_Task objective:_ Quote the data below in full, minus the images.
— START —
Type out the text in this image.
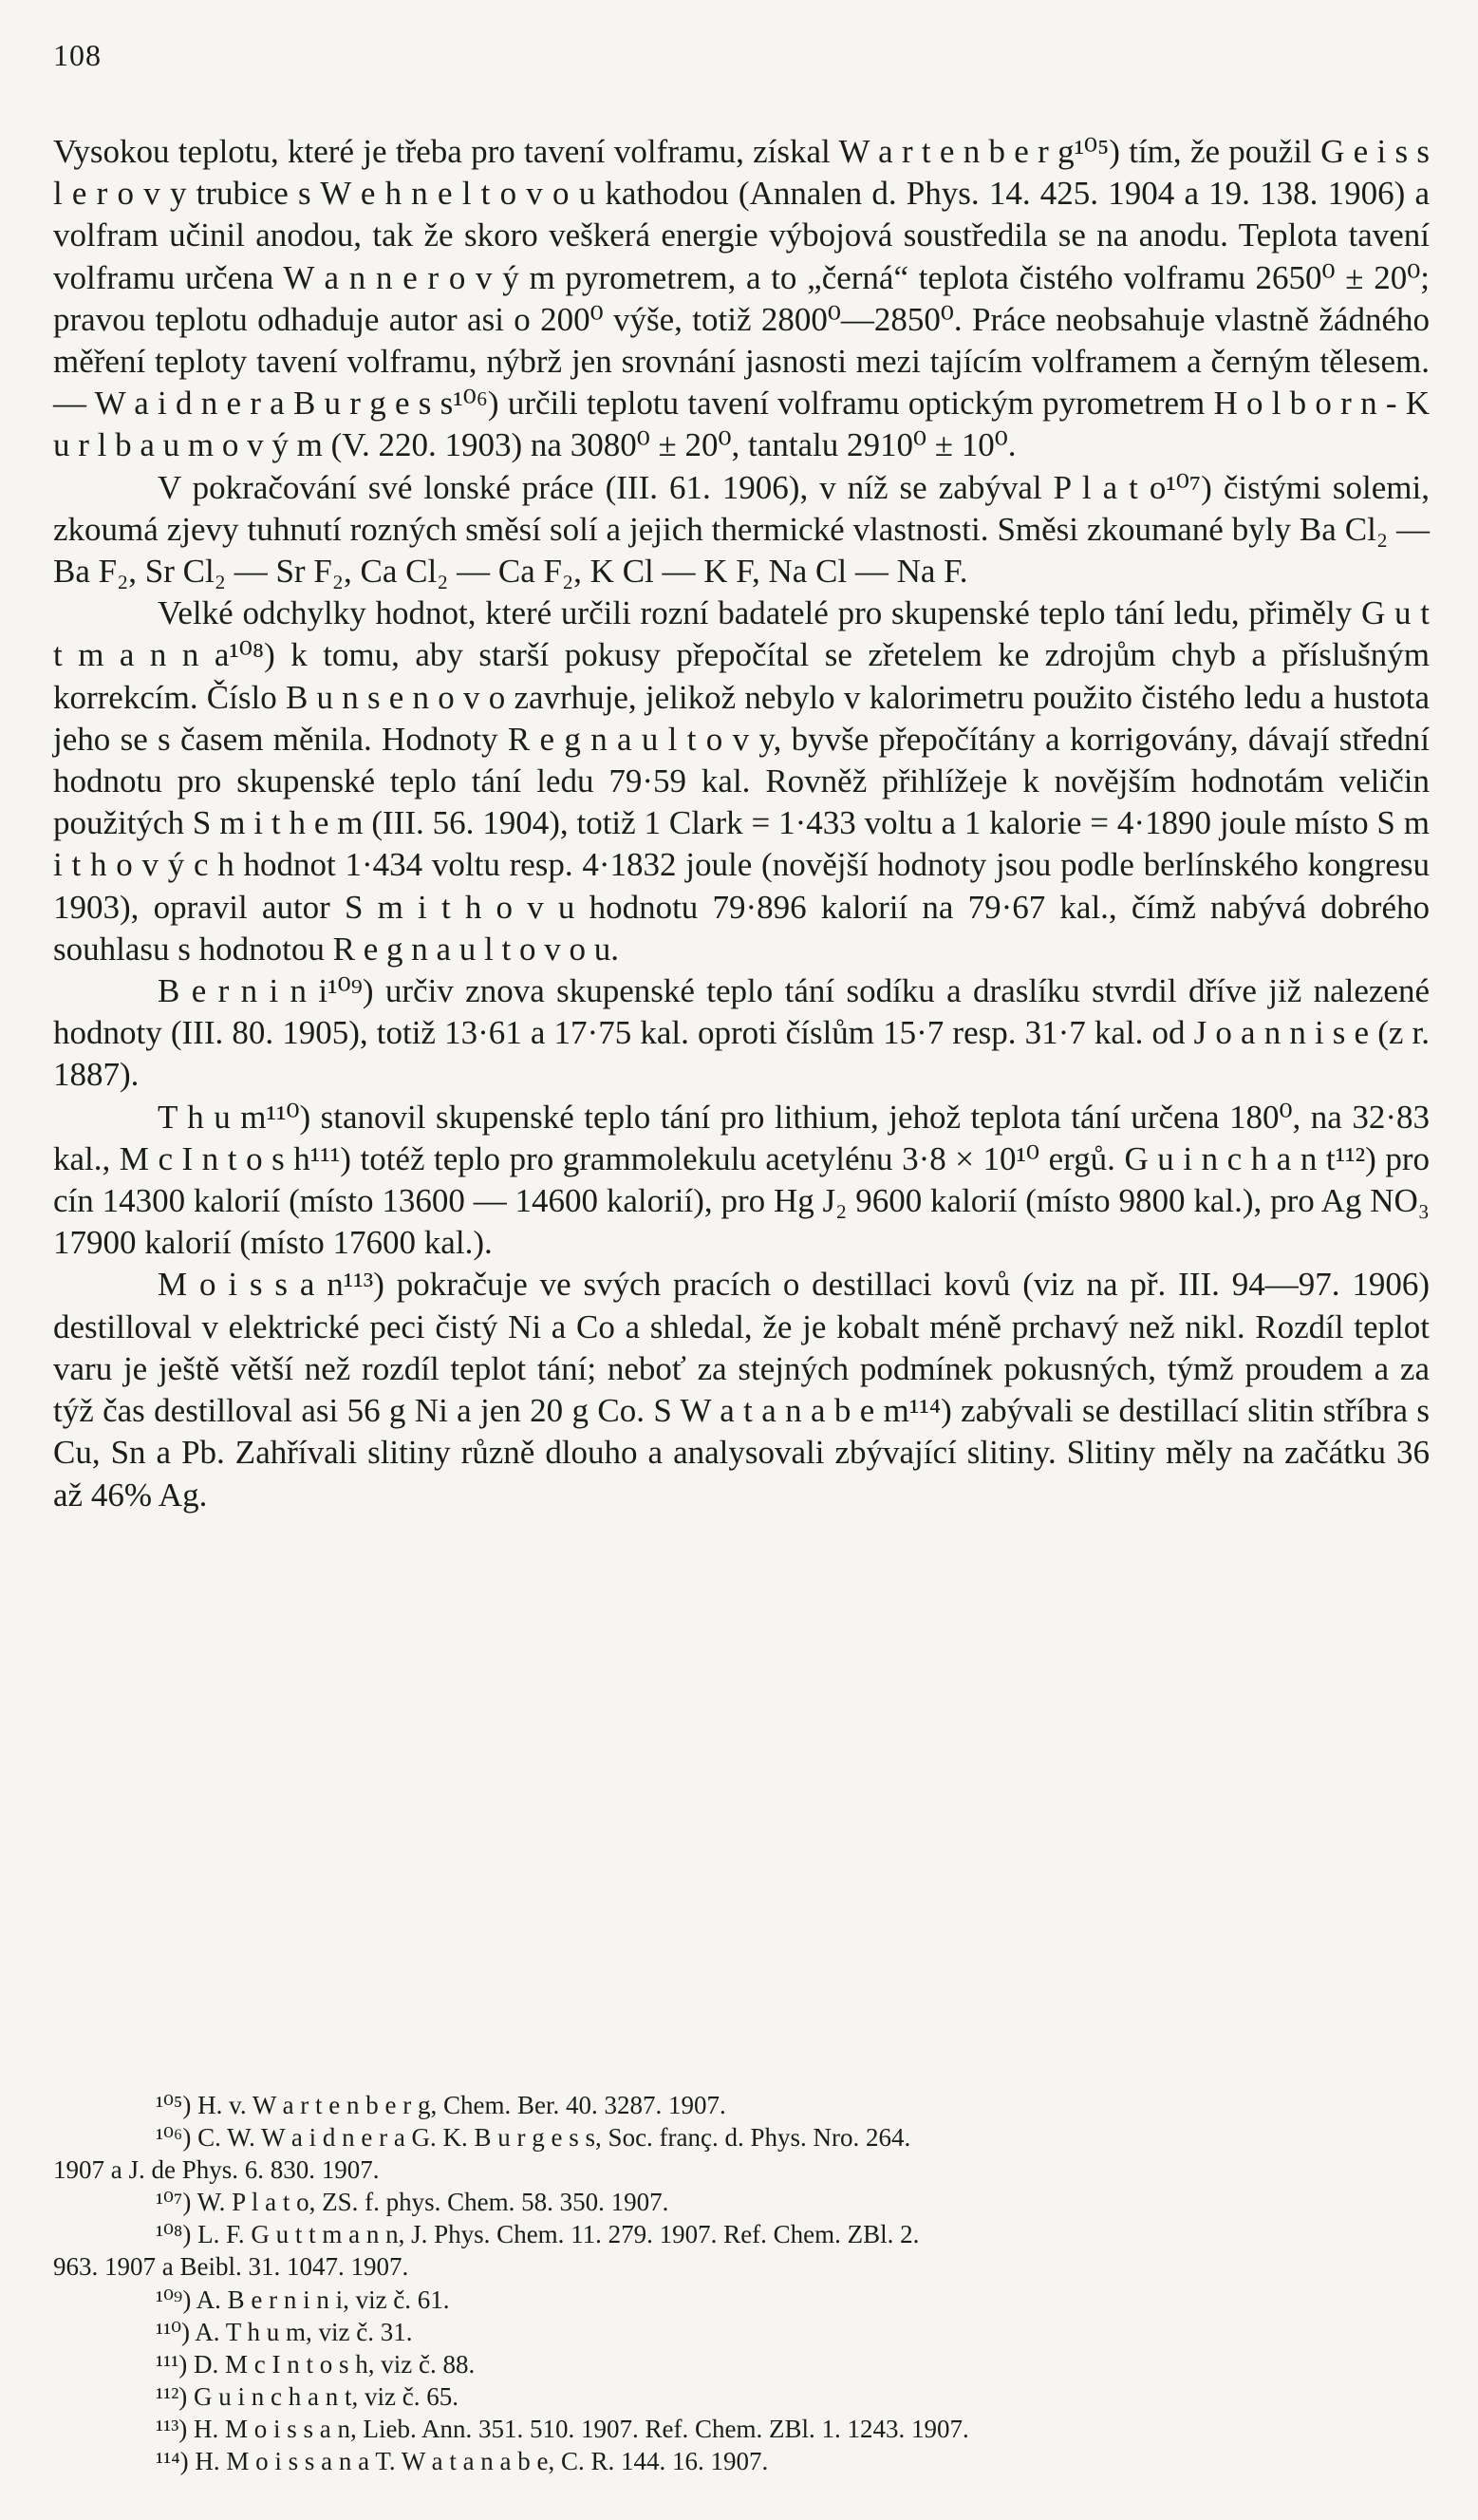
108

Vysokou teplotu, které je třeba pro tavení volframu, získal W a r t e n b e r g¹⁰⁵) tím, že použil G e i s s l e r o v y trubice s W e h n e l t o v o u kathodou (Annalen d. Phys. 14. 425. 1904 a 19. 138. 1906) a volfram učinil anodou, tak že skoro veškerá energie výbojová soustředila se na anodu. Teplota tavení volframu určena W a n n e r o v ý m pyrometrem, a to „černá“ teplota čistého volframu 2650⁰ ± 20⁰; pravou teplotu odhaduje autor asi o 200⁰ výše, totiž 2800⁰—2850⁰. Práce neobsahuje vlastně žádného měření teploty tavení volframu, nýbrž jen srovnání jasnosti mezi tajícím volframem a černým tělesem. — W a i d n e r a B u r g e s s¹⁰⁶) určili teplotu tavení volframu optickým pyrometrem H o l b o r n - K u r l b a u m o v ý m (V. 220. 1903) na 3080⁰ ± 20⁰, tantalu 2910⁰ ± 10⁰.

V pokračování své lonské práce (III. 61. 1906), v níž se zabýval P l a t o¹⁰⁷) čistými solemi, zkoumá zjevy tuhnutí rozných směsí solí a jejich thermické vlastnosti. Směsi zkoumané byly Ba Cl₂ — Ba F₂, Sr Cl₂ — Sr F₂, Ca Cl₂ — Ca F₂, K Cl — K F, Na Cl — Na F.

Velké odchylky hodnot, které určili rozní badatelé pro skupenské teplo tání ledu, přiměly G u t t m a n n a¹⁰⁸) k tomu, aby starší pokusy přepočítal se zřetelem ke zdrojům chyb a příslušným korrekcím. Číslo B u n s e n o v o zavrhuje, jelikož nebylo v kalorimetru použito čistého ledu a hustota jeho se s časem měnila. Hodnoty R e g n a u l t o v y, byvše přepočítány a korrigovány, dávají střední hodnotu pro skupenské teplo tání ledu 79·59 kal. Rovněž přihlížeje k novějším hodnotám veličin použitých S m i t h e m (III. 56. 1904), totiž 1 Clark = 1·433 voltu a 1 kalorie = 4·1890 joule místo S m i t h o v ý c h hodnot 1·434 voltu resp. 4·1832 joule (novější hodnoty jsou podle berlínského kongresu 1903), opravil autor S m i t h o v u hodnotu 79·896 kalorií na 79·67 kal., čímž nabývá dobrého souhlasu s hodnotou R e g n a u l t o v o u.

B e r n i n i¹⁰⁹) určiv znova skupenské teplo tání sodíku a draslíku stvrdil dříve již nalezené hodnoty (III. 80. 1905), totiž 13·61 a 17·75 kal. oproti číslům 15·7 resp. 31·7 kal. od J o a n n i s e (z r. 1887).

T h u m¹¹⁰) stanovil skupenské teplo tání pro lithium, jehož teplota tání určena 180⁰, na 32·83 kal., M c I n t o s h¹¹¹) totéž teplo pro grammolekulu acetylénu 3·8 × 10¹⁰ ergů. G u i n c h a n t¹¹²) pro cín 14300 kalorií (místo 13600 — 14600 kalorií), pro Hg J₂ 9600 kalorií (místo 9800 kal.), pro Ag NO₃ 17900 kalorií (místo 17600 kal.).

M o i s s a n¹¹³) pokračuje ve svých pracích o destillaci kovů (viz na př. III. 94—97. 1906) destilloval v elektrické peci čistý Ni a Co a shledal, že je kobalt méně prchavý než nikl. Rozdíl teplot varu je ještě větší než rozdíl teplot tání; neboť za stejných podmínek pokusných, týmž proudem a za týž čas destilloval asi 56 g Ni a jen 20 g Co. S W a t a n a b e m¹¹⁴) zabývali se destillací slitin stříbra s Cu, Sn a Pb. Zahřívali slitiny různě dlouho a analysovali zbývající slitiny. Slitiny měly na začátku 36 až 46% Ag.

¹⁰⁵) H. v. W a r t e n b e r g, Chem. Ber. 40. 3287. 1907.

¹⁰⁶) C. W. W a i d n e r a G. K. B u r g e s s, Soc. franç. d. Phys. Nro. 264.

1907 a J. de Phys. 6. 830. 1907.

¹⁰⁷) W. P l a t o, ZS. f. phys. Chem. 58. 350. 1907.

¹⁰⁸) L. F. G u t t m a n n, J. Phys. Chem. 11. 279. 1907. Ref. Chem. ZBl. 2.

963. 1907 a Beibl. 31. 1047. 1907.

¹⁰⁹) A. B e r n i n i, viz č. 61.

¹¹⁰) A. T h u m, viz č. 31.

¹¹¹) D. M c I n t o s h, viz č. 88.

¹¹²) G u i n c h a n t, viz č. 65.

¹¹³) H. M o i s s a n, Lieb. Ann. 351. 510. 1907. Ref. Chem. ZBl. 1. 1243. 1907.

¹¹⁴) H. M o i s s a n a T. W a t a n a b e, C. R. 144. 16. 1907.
— END —
_Finished answer:_
Type out the text in this image.
108

Vysokou teplotu, které je třeba pro tavení volframu, získal W a r t e n b e r g¹⁰⁵) tím, že použil G e i s s l e r o v y trubice s W e h n e l t o v o u kathodou (Annalen d. Phys. 14. 425. 1904 a 19. 138. 1906) a volfram učinil anodou, tak že skoro veškerá energie výbojová soustředila se na anodu. Teplota tavení volframu určena W a n n e r o v ý m pyrometrem, a to „černá“ teplota čistého volframu 2650⁰ ± 20⁰; pravou teplotu odhaduje autor asi o 200⁰ výše, totiž 2800⁰—2850⁰. Práce neobsahuje vlastně žádného měření teploty tavení volframu, nýbrž jen srovnání jasnosti mezi tajícím volframem a černým tělesem. — W a i d n e r a B u r g e s s¹⁰⁶) určili teplotu tavení volframu optickým pyrometrem H o l b o r n - K u r l b a u m o v ý m (V. 220. 1903) na 3080⁰ ± 20⁰, tantalu 2910⁰ ± 10⁰.

V pokračování své lonské práce (III. 61. 1906), v níž se zabýval P l a t o¹⁰⁷) čistými solemi, zkoumá zjevy tuhnutí rozných směsí solí a jejich thermické vlastnosti. Směsi zkoumané byly Ba Cl₂ — Ba F₂, Sr Cl₂ — Sr F₂, Ca Cl₂ — Ca F₂, K Cl — K F, Na Cl — Na F.

Velké odchylky hodnot, které určili rozní badatelé pro skupenské teplo tání ledu, přiměly G u t t m a n n a¹⁰⁸) k tomu, aby starší pokusy přepočítal se zřetelem ke zdrojům chyb a příslušným korrekcím. Číslo B u n s e n o v o zavrhuje, jelikož nebylo v kalorimetru použito čistého ledu a hustota jeho se s časem měnila. Hodnoty R e g n a u l t o v y, byvše přepočítány a korrigovány, dávají střední hodnotu pro skupenské teplo tání ledu 79·59 kal. Rovněž přihlížeje k novějším hodnotám veličin použitých S m i t h e m (III. 56. 1904), totiž 1 Clark = 1·433 voltu a 1 kalorie = 4·1890 joule místo S m i t h o v ý c h hodnot 1·434 voltu resp. 4·1832 joule (novější hodnoty jsou podle berlínského kongresu 1903), opravil autor S m i t h o v u hodnotu 79·896 kalorií na 79·67 kal., čímž nabývá dobrého souhlasu s hodnotou R e g n a u l t o v o u.

B e r n i n i¹⁰⁹) určiv znova skupenské teplo tání sodíku a draslíku stvrdil dříve již nalezené hodnoty (III. 80. 1905), totiž 13·61 a 17·75 kal. oproti číslům 15·7 resp. 31·7 kal. od J o a n n i s e (z r. 1887).

T h u m¹¹⁰) stanovil skupenské teplo tání pro lithium, jehož teplota tání určena 180⁰, na 32·83 kal., M c I n t o s h¹¹¹) totéž teplo pro grammolekulu acetylénu 3·8 × 10¹⁰ ergů. G u i n c h a n t¹¹²) pro cín 14300 kalorií (místo 13600 — 14600 kalorií), pro Hg J₂ 9600 kalorií (místo 9800 kal.), pro Ag NO₃ 17900 kalorií (místo 17600 kal.).

M o i s s a n¹¹³) pokračuje ve svých pracích o destillaci kovů (viz na př. III. 94—97. 1906) destilloval v elektrické peci čistý Ni a Co a shledal, že je kobalt méně prchavý než nikl. Rozdíl teplot varu je ještě větší než rozdíl teplot tání; neboť za stejných podmínek pokusných, týmž proudem a za týž čas destilloval asi 56 g Ni a jen 20 g Co. S W a t a n a b e m¹¹⁴) zabývali se destillací slitin stříbra s Cu, Sn a Pb. Zahřívali slitiny různě dlouho a analysovali zbývající slitiny. Slitiny měly na začátku 36 až 46% Ag.

¹⁰⁵) H. v. W a r t e n b e r g, Chem. Ber. 40. 3287. 1907.

¹⁰⁶) C. W. W a i d n e r a G. K. B u r g e s s, Soc. franç. d. Phys. Nro. 264.

1907 a J. de Phys. 6. 830. 1907.

¹⁰⁷) W. P l a t o, ZS. f. phys. Chem. 58. 350. 1907.

¹⁰⁸) L. F. G u t t m a n n, J. Phys. Chem. 11. 279. 1907. Ref. Chem. ZBl. 2.

963. 1907 a Beibl. 31. 1047. 1907.

¹⁰⁹) A. B e r n i n i, viz č. 61.

¹¹⁰) A. T h u m, viz č. 31.

¹¹¹) D. M c I n t o s h, viz č. 88.

¹¹²) G u i n c h a n t, viz č. 65.

¹¹³) H. M o i s s a n, Lieb. Ann. 351. 510. 1907. Ref. Chem. ZBl. 1. 1243. 1907.

¹¹⁴) H. M o i s s a n a T. W a t a n a b e, C. R. 144. 16. 1907.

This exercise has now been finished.